◆ Exercise instructions:
Do any lines in the data below contain "text"? If so, copy every one of them.

◆ Material for the task:
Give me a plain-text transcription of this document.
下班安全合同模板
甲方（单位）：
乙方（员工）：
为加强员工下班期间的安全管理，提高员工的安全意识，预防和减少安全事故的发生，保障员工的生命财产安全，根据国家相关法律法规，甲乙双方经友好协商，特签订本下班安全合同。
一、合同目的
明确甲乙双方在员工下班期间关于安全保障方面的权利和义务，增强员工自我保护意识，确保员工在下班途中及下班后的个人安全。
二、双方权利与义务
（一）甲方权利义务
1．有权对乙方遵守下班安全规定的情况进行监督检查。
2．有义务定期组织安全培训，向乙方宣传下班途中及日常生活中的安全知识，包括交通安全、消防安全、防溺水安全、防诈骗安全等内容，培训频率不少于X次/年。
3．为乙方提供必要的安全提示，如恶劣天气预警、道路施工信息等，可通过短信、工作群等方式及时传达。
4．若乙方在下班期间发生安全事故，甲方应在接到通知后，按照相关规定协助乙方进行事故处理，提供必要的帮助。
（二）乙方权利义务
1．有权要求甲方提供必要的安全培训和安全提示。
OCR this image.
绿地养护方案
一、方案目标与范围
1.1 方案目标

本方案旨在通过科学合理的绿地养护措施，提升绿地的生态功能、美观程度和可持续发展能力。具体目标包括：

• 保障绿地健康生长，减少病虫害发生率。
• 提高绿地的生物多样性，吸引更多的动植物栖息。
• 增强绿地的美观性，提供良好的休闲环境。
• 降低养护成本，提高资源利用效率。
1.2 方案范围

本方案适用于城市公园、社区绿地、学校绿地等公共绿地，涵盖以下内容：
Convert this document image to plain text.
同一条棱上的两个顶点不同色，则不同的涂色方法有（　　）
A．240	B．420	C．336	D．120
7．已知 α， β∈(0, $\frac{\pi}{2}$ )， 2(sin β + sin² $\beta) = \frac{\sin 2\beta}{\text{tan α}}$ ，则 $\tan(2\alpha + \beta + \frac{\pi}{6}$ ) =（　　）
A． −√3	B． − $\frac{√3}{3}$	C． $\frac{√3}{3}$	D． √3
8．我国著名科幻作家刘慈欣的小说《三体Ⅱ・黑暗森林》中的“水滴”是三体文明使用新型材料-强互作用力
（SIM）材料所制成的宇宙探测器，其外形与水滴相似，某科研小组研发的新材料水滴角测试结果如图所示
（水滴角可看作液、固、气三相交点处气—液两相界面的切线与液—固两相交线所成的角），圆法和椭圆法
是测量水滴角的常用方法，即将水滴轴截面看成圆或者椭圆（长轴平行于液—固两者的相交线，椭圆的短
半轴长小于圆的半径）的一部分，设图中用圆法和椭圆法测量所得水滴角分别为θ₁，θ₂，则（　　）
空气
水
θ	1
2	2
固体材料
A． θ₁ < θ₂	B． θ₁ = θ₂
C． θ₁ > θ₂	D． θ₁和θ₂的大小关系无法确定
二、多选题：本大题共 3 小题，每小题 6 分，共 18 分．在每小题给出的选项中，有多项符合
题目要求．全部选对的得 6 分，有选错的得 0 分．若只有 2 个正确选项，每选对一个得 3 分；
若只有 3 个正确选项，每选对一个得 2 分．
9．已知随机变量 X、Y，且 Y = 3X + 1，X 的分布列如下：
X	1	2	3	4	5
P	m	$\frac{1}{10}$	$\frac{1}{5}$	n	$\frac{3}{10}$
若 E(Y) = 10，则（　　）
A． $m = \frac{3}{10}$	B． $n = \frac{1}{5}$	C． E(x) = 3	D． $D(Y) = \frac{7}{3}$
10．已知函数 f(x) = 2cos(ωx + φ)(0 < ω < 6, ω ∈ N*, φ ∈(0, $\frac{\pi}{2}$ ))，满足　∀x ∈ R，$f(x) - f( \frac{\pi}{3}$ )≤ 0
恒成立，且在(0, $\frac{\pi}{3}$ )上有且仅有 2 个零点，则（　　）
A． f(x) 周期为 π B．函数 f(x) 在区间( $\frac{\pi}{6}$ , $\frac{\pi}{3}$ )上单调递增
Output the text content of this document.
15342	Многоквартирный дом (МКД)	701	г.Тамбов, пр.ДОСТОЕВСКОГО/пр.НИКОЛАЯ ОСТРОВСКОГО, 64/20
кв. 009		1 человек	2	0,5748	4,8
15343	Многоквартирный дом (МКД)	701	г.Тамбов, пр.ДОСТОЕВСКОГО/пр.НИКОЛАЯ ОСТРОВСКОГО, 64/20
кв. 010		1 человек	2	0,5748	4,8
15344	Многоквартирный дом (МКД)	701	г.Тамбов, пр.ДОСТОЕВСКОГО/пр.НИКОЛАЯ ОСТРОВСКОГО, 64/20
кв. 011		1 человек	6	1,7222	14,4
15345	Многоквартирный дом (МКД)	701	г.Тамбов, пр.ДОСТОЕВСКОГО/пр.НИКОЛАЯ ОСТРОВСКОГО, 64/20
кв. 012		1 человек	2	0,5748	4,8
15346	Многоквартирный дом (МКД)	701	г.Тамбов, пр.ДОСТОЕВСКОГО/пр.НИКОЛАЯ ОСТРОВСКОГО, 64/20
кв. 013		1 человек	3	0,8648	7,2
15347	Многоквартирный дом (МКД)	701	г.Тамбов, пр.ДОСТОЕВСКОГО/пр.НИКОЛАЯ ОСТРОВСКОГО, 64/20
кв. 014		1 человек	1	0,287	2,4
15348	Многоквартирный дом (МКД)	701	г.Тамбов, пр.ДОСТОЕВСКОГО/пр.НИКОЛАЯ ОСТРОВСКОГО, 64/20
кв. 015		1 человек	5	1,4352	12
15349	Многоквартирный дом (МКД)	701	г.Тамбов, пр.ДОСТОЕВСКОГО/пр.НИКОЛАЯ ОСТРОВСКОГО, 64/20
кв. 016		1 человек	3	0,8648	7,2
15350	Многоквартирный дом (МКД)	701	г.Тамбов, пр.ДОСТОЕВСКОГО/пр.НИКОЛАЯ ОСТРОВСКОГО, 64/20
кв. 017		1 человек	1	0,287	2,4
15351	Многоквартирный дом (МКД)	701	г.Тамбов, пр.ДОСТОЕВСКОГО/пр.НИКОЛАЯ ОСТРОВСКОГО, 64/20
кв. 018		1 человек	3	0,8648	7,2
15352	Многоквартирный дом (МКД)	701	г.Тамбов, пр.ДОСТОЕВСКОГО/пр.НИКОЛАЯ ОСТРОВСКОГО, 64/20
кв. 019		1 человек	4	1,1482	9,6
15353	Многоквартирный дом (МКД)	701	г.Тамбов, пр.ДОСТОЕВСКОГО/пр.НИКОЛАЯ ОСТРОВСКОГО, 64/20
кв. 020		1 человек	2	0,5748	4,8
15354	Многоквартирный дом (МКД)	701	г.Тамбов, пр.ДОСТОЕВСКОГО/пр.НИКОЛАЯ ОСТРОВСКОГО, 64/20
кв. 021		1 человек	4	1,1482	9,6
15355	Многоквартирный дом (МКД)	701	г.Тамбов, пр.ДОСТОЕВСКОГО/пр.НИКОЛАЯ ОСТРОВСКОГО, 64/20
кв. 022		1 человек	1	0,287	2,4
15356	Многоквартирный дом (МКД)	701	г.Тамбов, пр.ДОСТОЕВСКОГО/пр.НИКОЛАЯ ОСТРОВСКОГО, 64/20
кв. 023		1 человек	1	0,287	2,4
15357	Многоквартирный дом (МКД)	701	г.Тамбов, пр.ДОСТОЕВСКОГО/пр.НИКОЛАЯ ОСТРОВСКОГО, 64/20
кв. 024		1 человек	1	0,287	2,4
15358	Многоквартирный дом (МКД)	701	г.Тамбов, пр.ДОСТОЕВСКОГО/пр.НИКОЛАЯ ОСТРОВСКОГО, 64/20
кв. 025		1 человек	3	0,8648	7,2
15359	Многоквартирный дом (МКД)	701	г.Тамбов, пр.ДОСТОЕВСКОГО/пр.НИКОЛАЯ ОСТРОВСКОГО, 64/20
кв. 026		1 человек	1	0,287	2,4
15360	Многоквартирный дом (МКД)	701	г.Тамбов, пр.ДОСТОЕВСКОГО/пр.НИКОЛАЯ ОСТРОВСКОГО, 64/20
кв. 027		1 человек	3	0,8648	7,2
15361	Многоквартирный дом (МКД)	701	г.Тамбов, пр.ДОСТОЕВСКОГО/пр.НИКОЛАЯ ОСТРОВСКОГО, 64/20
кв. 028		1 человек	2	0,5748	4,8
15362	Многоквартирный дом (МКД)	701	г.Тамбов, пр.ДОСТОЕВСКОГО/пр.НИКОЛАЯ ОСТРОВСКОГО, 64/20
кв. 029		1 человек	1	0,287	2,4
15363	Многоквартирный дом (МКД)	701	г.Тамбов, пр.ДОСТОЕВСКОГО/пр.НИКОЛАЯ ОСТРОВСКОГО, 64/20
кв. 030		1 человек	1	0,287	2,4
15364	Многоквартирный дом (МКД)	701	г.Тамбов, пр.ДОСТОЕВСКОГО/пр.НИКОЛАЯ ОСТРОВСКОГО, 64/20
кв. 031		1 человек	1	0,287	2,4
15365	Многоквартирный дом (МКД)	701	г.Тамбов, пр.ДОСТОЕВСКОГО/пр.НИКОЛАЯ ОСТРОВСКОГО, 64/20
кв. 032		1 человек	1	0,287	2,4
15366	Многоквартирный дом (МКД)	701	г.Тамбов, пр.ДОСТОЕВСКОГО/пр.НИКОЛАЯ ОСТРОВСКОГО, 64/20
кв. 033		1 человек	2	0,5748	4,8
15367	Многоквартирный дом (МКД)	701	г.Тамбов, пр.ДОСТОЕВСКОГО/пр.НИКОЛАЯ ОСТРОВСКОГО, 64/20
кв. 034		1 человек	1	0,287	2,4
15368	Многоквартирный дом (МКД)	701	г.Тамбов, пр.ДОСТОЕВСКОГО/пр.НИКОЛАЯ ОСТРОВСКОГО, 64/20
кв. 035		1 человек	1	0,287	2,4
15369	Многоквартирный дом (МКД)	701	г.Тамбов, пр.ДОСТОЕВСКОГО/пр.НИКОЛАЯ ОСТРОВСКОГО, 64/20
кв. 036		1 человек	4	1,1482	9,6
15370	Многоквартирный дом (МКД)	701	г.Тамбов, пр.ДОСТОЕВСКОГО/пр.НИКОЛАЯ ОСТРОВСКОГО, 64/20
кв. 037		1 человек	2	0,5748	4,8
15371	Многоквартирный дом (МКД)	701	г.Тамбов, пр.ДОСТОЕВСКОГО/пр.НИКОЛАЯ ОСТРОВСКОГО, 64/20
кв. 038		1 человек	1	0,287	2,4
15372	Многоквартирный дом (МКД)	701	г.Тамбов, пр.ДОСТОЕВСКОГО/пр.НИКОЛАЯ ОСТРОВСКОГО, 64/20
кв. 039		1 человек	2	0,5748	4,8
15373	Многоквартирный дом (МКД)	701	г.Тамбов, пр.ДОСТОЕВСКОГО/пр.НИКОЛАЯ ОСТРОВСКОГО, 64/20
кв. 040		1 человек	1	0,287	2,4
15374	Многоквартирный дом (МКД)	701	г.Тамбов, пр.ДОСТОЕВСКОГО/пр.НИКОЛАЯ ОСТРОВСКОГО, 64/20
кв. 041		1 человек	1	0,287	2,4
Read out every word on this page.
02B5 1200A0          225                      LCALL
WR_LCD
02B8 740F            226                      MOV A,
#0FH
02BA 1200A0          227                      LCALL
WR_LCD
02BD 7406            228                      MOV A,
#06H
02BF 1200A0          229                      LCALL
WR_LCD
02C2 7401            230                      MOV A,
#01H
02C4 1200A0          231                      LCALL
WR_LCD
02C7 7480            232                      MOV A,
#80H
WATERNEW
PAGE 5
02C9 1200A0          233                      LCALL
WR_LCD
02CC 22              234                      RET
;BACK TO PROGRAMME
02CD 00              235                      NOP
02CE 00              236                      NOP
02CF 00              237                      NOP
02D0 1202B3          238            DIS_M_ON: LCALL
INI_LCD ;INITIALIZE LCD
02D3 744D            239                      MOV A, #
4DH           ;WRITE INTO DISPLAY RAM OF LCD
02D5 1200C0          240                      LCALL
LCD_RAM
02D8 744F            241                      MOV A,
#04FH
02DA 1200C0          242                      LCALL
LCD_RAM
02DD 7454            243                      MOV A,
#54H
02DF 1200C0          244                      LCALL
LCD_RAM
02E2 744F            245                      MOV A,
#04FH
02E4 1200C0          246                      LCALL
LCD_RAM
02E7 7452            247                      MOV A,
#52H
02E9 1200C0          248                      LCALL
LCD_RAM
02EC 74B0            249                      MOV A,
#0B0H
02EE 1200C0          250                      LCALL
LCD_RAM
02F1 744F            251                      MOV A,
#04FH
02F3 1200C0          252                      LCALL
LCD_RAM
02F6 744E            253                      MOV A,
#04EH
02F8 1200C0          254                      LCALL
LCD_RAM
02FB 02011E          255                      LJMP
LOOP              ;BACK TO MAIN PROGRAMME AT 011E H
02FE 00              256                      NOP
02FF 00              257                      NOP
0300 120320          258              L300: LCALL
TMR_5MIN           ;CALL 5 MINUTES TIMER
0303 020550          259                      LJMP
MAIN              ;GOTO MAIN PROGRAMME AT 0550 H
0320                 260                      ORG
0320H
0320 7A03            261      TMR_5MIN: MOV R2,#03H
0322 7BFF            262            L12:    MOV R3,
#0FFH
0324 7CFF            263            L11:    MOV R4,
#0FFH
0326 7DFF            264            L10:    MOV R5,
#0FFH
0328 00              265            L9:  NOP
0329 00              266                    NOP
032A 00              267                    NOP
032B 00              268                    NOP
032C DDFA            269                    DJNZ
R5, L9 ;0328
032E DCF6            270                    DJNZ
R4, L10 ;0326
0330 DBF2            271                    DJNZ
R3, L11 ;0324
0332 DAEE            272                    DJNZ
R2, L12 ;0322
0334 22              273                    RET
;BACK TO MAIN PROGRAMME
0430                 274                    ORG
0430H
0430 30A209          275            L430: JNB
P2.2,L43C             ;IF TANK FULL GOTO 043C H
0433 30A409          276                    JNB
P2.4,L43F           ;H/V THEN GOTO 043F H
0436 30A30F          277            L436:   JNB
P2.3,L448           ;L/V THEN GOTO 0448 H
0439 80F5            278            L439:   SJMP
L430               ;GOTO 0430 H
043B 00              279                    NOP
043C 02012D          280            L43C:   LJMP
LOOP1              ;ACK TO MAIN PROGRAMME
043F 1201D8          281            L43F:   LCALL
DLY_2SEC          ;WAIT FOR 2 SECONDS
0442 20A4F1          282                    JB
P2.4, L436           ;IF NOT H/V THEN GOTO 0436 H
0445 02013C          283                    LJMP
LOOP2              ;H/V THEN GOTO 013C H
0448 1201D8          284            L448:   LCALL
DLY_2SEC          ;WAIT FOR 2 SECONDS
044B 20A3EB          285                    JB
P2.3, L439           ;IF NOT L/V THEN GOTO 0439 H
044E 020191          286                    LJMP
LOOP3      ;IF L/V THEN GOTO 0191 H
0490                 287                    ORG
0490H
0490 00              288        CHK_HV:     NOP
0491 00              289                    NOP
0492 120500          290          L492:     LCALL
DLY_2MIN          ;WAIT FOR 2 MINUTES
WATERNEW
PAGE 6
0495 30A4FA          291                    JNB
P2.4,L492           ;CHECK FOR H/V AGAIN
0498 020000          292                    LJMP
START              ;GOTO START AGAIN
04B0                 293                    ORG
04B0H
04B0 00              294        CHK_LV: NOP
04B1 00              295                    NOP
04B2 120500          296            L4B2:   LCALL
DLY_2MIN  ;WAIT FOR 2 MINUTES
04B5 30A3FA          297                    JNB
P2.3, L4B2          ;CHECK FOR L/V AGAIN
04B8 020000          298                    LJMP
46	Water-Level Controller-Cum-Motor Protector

◆ Result:
Give me a plain-text transcription of this document.
Convert this document image to plain text.
7．已知 α， β∈(0, $\frac{\pi}{2}$ )， 2(sin β + sin² $\beta) = \frac{\sin 2\beta}{\text{tan α}}$ ，则 $\tan(2\alpha + \beta + \frac{\pi}{6}$ ) =（　　）
Output the text content of this document.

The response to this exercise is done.